_To do_. Reproduce each line of the listing exactly.

_Rows_.
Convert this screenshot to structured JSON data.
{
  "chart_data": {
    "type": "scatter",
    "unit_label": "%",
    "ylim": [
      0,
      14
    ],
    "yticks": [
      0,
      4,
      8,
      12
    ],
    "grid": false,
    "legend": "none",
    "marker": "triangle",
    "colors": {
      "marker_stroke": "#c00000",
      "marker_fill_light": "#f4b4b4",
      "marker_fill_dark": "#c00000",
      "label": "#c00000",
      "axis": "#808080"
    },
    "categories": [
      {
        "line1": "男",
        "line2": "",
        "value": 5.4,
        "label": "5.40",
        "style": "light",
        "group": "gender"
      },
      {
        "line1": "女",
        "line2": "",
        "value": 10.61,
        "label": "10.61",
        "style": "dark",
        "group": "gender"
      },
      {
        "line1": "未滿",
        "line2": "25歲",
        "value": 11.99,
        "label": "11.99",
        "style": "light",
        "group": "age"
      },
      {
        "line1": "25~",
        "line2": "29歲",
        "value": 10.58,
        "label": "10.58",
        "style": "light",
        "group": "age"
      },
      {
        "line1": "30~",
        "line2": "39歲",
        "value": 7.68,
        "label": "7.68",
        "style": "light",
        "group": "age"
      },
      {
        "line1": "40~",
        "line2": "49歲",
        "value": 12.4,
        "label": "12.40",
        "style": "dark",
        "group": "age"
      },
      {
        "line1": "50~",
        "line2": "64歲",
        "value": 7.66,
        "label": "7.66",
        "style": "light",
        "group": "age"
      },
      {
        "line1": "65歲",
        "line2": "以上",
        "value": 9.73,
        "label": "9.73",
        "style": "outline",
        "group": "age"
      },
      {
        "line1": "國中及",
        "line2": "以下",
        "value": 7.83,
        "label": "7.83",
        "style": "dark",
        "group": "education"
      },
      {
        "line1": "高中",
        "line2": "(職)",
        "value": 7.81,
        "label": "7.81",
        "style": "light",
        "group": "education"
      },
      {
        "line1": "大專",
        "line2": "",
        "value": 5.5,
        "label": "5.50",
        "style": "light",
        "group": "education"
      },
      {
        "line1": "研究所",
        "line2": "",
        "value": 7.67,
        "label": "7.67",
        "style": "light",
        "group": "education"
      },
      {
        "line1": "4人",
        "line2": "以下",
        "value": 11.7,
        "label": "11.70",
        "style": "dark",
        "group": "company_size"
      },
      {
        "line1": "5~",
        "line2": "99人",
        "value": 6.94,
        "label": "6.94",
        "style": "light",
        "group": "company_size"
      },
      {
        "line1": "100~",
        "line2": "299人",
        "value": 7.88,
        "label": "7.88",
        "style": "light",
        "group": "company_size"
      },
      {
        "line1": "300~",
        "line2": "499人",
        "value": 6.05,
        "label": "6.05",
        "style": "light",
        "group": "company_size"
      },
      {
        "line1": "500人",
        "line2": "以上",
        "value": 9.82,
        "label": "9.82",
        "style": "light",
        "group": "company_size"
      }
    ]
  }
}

_Full solution_.
Convert this screenshot to structured JSON data.
{
  "chart_data": {
    "type": "scatter",
    "unit_label": "%",
    "ylim": [
      0,
      14
    ],
    "yticks": [
      0,
      4,
      8,
      12
    ],
    "grid": false,
    "legend": "none",
    "marker": "triangle",
    "colors": {
      "marker_stroke": "#c00000",
      "marker_fill_light": "#f4b4b4",
      "marker_fill_dark": "#c00000",
      "label": "#c00000",
      "axis": "#808080"
    },
    "categories": [
      {
        "line1": "男",
        "line2": "",
        "value": 5.4,
        "label": "5.40",
        "style": "light",
        "group": "gender"
      },
      {
        "line1": "女",
        "line2": "",
        "value": 10.61,
        "label": "10.61",
        "style": "dark",
        "group": "gender"
      },
      {
        "line1": "未滿",
        "line2": "25歲",
        "value": 11.99,
        "label": "11.99",
        "style": "light",
        "group": "age"
      },
      {
        "line1": "25~",
        "line2": "29歲",
        "value": 10.58,
        "label": "10.58",
        "style": "light",
        "group": "age"
      },
      {
        "line1": "30~",
        "line2": "39歲",
        "value": 7.68,
        "label": "7.68",
        "style": "light",
        "group": "age"
      },
      {
        "line1": "40~",
        "line2": "49歲",
        "value": 12.4,
        "label": "12.40",
        "style": "dark",
        "group": "age"
      },
      {
        "line1": "50~",
        "line2": "64歲",
        "value": 7.66,
        "label": "7.66",
        "style": "light",
        "group": "age"
      },
      {
        "line1": "65歲",
        "line2": "以上",
        "value": 9.73,
        "label": "9.73",
        "style": "outline",
        "group": "age"
      },
      {
        "line1": "國中及",
        "line2": "以下",
        "value": 7.83,
        "label": "7.83",
        "style": "dark",
        "group": "education"
      },
      {
        "line1": "高中",
        "line2": "(職)",
        "value": 7.81,
        "label": "7.81",
        "style": "light",
        "group": "education"
      },
      {
        "line1": "大專",
        "line2": "",
        "value": 5.5,
        "label": "5.50",
        "style": "light",
        "group": "education"
      },
      {
        "line1": "研究所",
        "line2": "",
        "value": 7.67,
        "label": "7.67",
        "style": "light",
        "group": "education"
      },
      {
        "line1": "4人",
        "line2": "以下",
        "value": 11.7,
        "label": "11.70",
        "style": "dark",
        "group": "company_size"
      },
      {
        "line1": "5~",
        "line2": "99人",
        "value": 6.94,
        "label": "6.94",
        "style": "light",
        "group": "company_size"
      },
      {
        "line1": "100~",
        "line2": "299人",
        "value": 7.88,
        "label": "7.88",
        "style": "light",
        "group": "company_size"
      },
      {
        "line1": "300~",
        "line2": "499人",
        "value": 6.05,
        "label": "6.05",
        "style": "light",
        "group": "company_size"
      },
      {
        "line1": "500人",
        "line2": "以上",
        "value": 9.82,
        "label": "9.82",
        "style": "light",
        "group": "company_size"
      }
    ]
  }
}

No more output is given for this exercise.